--- Start Data provided ---

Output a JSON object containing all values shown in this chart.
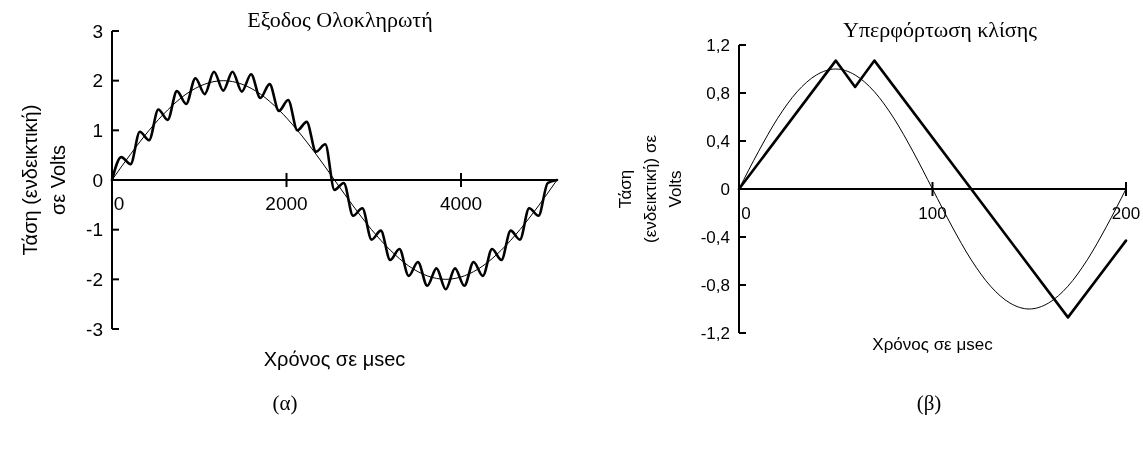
{
  "chart_data": [
    {
      "type": "line",
      "title": "Εξοδος Ολοκληρωτή",
      "xlabel": "Χρόνος σε μsec",
      "ylabel": "Τάση (ενδεικτική)\nσε Volts",
      "annotations": [
        "(α)"
      ],
      "xlim": [
        0,
        5100
      ],
      "xticks": [
        0,
        2000,
        4000
      ],
      "ylim": [
        -3,
        3
      ],
      "yticks": [
        -3,
        -2,
        -1,
        0,
        1,
        2,
        3
      ],
      "grid": false,
      "marker": "none",
      "series": [
        {
          "color": "#000000",
          "x": [
            0,
            106,
            213,
            319,
            425,
            531,
            638,
            744,
            850,
            956,
            1063,
            1169,
            1275,
            1381,
            1488,
            1594,
            1700,
            1806,
            1913,
            2019,
            2125,
            2231,
            2338,
            2444,
            2550,
            2656,
            2763,
            2869,
            2975,
            3081,
            3188,
            3294,
            3400,
            3506,
            3613,
            3719,
            3825,
            3931,
            4038,
            4144,
            4250,
            4356,
            4463,
            4569,
            4675,
            4781,
            4888,
            4994,
            5100
          ],
          "values": [
            0,
            0.46,
            0.32,
            0.97,
            0.8,
            1.42,
            1.21,
            1.79,
            1.53,
            2.05,
            1.73,
            2.18,
            1.8,
            2.18,
            1.78,
            2.13,
            1.65,
            1.93,
            1.39,
            1.61,
            1.0,
            1.17,
            0.57,
            0.72,
            -0.2,
            -0.06,
            -0.72,
            -0.57,
            -1.2,
            -1.02,
            -1.61,
            -1.39,
            -1.93,
            -1.65,
            -2.13,
            -1.78,
            -2.2,
            -1.78,
            -2.13,
            -1.65,
            -1.93,
            -1.39,
            -1.61,
            -1.02,
            -1.2,
            -0.57,
            -0.72,
            -0.06,
            0
          ]
        },
        {
          "color": "#000000",
          "x": [
            0,
            213,
            425,
            638,
            850,
            1063,
            1275,
            1488,
            1700,
            1913,
            2125,
            2338,
            2550,
            2763,
            2975,
            3188,
            3400,
            3613,
            3825,
            4038,
            4250,
            4463,
            4675,
            4888,
            5100
          ],
          "values": [
            0,
            0.52,
            1.0,
            1.41,
            1.73,
            1.93,
            2.0,
            1.93,
            1.73,
            1.41,
            1.0,
            0.52,
            0,
            -0.52,
            -1.0,
            -1.41,
            -1.73,
            -1.93,
            -2.0,
            -1.93,
            -1.73,
            -1.41,
            -1.0,
            -0.52,
            0
          ]
        }
      ]
    },
    {
      "type": "line",
      "title": "Υπερφόρτωση κλίσης",
      "xlabel": "Χρόνος σε μsec",
      "ylabel": "Τάση\n(ενδεικτική) σε\nVolts",
      "annotations": [
        "(β)"
      ],
      "xlim": [
        0,
        200
      ],
      "xticks": [
        0,
        100,
        200
      ],
      "ylim": [
        -1.2,
        1.2
      ],
      "yticks": [
        {
          "value": -1.2,
          "label": "-1,2"
        },
        {
          "value": -0.8,
          "label": "-0,8"
        },
        {
          "value": -0.4,
          "label": "-0,4"
        },
        0,
        {
          "value": 0.4,
          "label": "0,4"
        },
        {
          "value": 0.8,
          "label": "0,8"
        },
        {
          "value": 1.2,
          "label": "1,2"
        }
      ],
      "grid": false,
      "marker": "none",
      "series": [
        {
          "color": "#000000",
          "x": [
            0,
            50,
            60,
            70,
            170,
            200
          ],
          "values": [
            0,
            1.07,
            0.85,
            1.07,
            -1.07,
            -0.43
          ]
        },
        {
          "color": "#000000",
          "x": [
            0,
            10,
            20,
            30,
            40,
            50,
            60,
            70,
            80,
            90,
            100,
            110,
            120,
            130,
            140,
            150,
            160,
            170,
            180,
            190,
            200
          ],
          "values": [
            0,
            0.31,
            0.59,
            0.81,
            0.95,
            1,
            0.95,
            0.81,
            0.59,
            0.31,
            0,
            -0.31,
            -0.59,
            -0.81,
            -0.95,
            -1,
            -0.95,
            -0.81,
            -0.59,
            -0.31,
            0
          ]
        }
      ]
    }
  ]
}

--- End Data provided ---

What needs to be done
Give every line back word for word and leave the pictures out.

Answer to the exercise
Output a JSON object containing all values shown in this chart.
{
  "chart_data": [
    {
      "type": "line",
      "title": "Εξοδος Ολοκληρωτή",
      "xlabel": "Χρόνος σε μsec",
      "ylabel": "Τάση (ενδεικτική)\nσε Volts",
      "annotations": [
        "(α)"
      ],
      "xlim": [
        0,
        5100
      ],
      "xticks": [
        0,
        2000,
        4000
      ],
      "ylim": [
        -3,
        3
      ],
      "yticks": [
        -3,
        -2,
        -1,
        0,
        1,
        2,
        3
      ],
      "grid": false,
      "marker": "none",
      "series": [
        {
          "color": "#000000",
          "x": [
            0,
            106,
            213,
            319,
            425,
            531,
            638,
            744,
            850,
            956,
            1063,
            1169,
            1275,
            1381,
            1488,
            1594,
            1700,
            1806,
            1913,
            2019,
            2125,
            2231,
            2338,
            2444,
            2550,
            2656,
            2763,
            2869,
            2975,
            3081,
            3188,
            3294,
            3400,
            3506,
            3613,
            3719,
            3825,
            3931,
            4038,
            4144,
            4250,
            4356,
            4463,
            4569,
            4675,
            4781,
            4888,
            4994,
            5100
          ],
          "values": [
            0,
            0.46,
            0.32,
            0.97,
            0.8,
            1.42,
            1.21,
            1.79,
            1.53,
            2.05,
            1.73,
            2.18,
            1.8,
            2.18,
            1.78,
            2.13,
            1.65,
            1.93,
            1.39,
            1.61,
            1.0,
            1.17,
            0.57,
            0.72,
            -0.2,
            -0.06,
            -0.72,
            -0.57,
            -1.2,
            -1.02,
            -1.61,
            -1.39,
            -1.93,
            -1.65,
            -2.13,
            -1.78,
            -2.2,
            -1.78,
            -2.13,
            -1.65,
            -1.93,
            -1.39,
            -1.61,
            -1.02,
            -1.2,
            -0.57,
            -0.72,
            -0.06,
            0
          ]
        },
        {
          "color": "#000000",
          "x": [
            0,
            213,
            425,
            638,
            850,
            1063,
            1275,
            1488,
            1700,
            1913,
            2125,
            2338,
            2550,
            2763,
            2975,
            3188,
            3400,
            3613,
            3825,
            4038,
            4250,
            4463,
            4675,
            4888,
            5100
          ],
          "values": [
            0,
            0.52,
            1.0,
            1.41,
            1.73,
            1.93,
            2.0,
            1.93,
            1.73,
            1.41,
            1.0,
            0.52,
            0,
            -0.52,
            -1.0,
            -1.41,
            -1.73,
            -1.93,
            -2.0,
            -1.93,
            -1.73,
            -1.41,
            -1.0,
            -0.52,
            0
          ]
        }
      ]
    },
    {
      "type": "line",
      "title": "Υπερφόρτωση κλίσης",
      "xlabel": "Χρόνος σε μsec",
      "ylabel": "Τάση\n(ενδεικτική) σε\nVolts",
      "annotations": [
        "(β)"
      ],
      "xlim": [
        0,
        200
      ],
      "xticks": [
        0,
        100,
        200
      ],
      "ylim": [
        -1.2,
        1.2
      ],
      "yticks": [
        {
          "value": -1.2,
          "label": "-1,2"
        },
        {
          "value": -0.8,
          "label": "-0,8"
        },
        {
          "value": -0.4,
          "label": "-0,4"
        },
        0,
        {
          "value": 0.4,
          "label": "0,4"
        },
        {
          "value": 0.8,
          "label": "0,8"
        },
        {
          "value": 1.2,
          "label": "1,2"
        }
      ],
      "grid": false,
      "marker": "none",
      "series": [
        {
          "color": "#000000",
          "x": [
            0,
            50,
            60,
            70,
            170,
            200
          ],
          "values": [
            0,
            1.07,
            0.85,
            1.07,
            -1.07,
            -0.43
          ]
        },
        {
          "color": "#000000",
          "x": [
            0,
            10,
            20,
            30,
            40,
            50,
            60,
            70,
            80,
            90,
            100,
            110,
            120,
            130,
            140,
            150,
            160,
            170,
            180,
            190,
            200
          ],
          "values": [
            0,
            0.31,
            0.59,
            0.81,
            0.95,
            1,
            0.95,
            0.81,
            0.59,
            0.31,
            0,
            -0.31,
            -0.59,
            -0.81,
            -0.95,
            -1,
            -0.95,
            -0.81,
            -0.59,
            -0.31,
            0
          ]
        }
      ]
    }
  ]
}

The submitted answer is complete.